[Stored data]

# # # # # # #

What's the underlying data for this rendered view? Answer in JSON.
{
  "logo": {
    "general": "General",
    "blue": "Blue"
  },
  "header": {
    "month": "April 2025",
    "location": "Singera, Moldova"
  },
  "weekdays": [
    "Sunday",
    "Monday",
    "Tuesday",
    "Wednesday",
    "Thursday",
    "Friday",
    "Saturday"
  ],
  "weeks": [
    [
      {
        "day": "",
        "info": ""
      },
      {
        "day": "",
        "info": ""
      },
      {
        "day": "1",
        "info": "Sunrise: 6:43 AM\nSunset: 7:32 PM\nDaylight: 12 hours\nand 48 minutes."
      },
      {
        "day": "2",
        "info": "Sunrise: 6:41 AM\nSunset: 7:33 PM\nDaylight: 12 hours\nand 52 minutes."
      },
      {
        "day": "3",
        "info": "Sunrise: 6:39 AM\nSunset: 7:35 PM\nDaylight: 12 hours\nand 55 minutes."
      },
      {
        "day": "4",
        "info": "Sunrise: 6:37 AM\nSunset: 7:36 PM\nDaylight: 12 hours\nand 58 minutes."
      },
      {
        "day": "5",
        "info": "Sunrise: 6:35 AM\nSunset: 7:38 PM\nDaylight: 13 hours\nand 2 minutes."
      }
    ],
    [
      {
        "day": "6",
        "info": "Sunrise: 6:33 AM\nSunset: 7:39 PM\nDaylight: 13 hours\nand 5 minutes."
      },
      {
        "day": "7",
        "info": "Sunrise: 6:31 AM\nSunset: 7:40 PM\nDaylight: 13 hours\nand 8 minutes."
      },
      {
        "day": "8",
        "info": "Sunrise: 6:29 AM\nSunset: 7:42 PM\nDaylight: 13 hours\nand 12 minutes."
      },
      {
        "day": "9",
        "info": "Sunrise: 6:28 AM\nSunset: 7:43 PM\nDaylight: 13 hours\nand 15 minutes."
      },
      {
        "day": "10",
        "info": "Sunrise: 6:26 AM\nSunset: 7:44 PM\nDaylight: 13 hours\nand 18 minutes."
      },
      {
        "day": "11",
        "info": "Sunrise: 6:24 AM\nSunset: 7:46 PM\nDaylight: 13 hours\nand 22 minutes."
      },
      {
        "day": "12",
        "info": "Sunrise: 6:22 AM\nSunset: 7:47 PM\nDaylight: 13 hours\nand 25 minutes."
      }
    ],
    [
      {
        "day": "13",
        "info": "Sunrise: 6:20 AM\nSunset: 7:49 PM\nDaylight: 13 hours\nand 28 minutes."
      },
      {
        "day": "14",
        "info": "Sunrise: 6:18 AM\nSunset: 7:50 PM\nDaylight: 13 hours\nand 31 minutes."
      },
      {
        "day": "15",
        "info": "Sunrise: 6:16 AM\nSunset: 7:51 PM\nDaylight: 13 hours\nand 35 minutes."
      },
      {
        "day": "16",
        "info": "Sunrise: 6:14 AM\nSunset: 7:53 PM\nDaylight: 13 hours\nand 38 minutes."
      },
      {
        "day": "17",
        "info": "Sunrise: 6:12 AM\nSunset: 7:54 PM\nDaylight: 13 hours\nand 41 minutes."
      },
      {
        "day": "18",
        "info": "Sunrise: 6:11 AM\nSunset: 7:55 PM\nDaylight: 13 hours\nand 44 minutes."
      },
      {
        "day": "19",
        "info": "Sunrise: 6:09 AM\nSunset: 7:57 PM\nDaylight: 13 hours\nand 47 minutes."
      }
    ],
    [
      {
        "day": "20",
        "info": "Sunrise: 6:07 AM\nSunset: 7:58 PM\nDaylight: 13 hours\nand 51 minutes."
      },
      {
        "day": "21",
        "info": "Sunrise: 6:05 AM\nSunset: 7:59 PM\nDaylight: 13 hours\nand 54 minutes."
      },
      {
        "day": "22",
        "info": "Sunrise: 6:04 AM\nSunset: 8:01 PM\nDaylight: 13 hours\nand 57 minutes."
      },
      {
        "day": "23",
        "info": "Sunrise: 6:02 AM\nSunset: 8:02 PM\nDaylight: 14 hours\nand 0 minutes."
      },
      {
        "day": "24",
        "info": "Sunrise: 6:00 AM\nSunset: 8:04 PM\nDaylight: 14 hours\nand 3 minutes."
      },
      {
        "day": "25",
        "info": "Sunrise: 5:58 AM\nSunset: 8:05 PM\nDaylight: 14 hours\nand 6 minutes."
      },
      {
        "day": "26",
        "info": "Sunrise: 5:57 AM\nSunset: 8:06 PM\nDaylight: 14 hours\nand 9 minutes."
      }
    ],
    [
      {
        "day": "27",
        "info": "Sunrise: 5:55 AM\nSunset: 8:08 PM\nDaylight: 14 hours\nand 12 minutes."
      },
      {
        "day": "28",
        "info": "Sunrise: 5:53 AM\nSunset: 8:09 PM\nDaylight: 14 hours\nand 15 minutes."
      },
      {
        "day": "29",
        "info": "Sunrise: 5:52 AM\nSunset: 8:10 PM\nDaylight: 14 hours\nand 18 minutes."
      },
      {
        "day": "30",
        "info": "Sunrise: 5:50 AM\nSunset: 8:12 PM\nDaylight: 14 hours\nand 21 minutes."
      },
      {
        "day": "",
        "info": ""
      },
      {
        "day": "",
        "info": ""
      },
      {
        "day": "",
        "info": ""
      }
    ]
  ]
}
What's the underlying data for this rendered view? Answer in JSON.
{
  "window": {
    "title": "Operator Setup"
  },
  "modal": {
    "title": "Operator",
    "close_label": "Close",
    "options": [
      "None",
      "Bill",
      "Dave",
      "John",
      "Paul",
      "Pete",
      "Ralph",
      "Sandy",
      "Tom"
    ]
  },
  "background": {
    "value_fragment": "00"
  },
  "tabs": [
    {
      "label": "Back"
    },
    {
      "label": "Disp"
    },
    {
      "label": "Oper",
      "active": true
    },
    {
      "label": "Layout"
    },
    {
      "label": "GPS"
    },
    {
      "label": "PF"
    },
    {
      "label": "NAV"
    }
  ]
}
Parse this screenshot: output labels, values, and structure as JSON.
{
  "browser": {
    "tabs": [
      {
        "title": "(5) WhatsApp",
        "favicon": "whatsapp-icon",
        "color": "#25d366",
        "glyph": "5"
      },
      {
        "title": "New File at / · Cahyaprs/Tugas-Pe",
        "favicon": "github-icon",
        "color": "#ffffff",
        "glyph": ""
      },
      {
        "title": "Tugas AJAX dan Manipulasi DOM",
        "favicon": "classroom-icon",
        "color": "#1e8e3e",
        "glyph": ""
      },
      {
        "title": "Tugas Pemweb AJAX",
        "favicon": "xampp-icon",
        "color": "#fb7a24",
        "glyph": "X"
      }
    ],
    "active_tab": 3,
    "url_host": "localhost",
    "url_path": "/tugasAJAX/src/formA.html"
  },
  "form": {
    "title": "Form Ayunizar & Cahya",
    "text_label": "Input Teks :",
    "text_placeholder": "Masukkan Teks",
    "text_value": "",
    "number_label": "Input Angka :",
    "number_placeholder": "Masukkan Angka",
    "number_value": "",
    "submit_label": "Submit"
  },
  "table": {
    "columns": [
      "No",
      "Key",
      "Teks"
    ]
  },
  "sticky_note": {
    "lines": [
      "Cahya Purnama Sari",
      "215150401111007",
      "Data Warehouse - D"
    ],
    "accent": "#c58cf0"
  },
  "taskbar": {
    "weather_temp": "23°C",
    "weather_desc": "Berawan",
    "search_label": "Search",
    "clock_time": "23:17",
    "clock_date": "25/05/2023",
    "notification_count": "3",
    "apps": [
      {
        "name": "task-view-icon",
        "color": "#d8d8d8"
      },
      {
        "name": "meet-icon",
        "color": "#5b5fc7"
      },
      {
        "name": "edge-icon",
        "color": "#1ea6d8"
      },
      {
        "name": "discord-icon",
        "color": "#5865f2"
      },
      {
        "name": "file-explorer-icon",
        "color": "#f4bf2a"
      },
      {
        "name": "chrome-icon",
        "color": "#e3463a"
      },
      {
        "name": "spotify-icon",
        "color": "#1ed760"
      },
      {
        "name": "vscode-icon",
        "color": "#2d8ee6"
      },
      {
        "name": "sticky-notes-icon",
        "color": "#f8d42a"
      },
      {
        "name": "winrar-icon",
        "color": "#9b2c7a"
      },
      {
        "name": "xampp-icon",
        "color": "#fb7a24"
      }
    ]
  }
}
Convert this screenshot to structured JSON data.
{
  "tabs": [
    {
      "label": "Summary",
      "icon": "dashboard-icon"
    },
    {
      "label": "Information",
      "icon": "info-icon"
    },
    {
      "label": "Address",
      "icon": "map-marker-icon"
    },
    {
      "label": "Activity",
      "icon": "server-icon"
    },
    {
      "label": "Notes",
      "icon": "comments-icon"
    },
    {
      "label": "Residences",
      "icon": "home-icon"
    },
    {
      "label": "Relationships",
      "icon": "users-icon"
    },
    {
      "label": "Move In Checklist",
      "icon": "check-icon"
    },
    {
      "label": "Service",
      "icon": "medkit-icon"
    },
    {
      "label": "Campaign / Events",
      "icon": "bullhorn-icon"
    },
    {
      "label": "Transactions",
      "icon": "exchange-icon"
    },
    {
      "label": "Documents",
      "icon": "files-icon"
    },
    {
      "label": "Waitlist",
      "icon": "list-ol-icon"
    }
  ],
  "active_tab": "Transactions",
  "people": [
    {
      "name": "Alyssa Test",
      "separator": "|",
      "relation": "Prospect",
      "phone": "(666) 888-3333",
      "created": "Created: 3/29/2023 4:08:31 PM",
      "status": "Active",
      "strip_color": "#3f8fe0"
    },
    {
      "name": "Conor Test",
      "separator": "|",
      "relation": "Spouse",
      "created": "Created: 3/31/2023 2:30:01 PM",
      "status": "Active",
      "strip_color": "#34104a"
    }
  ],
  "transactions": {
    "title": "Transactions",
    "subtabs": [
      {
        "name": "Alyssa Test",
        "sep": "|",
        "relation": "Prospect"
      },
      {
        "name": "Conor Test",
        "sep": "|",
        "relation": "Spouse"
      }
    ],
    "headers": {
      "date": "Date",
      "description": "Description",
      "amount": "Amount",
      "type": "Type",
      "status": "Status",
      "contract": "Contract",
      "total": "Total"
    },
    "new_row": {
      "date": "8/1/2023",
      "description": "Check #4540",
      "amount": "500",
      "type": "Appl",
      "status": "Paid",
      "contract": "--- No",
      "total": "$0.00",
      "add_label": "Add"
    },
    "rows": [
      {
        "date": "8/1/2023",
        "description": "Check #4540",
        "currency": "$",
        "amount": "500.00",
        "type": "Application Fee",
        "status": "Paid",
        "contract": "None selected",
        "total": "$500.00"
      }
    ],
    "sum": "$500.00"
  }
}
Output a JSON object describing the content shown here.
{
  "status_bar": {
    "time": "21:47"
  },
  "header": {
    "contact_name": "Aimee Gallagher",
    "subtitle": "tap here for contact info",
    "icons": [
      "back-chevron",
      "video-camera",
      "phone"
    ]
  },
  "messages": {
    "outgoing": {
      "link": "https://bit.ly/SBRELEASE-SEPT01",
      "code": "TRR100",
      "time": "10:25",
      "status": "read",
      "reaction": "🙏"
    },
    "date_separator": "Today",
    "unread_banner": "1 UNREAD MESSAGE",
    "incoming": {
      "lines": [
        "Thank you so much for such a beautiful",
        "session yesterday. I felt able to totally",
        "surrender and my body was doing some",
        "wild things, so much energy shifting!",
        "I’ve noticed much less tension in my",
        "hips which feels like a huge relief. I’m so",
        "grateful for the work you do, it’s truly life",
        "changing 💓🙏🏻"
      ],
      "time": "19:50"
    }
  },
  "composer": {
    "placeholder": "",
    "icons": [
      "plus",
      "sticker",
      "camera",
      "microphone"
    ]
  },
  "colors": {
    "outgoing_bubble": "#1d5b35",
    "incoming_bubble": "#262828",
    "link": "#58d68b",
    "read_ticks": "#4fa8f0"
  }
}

# # # # # # #

Track down the lines that include the word "Masukkan" and copy them.

● THE ANSWER:
    "text_placeholder": "Masukkan Teks",
    "number_placeholder": "Masukkan Angka",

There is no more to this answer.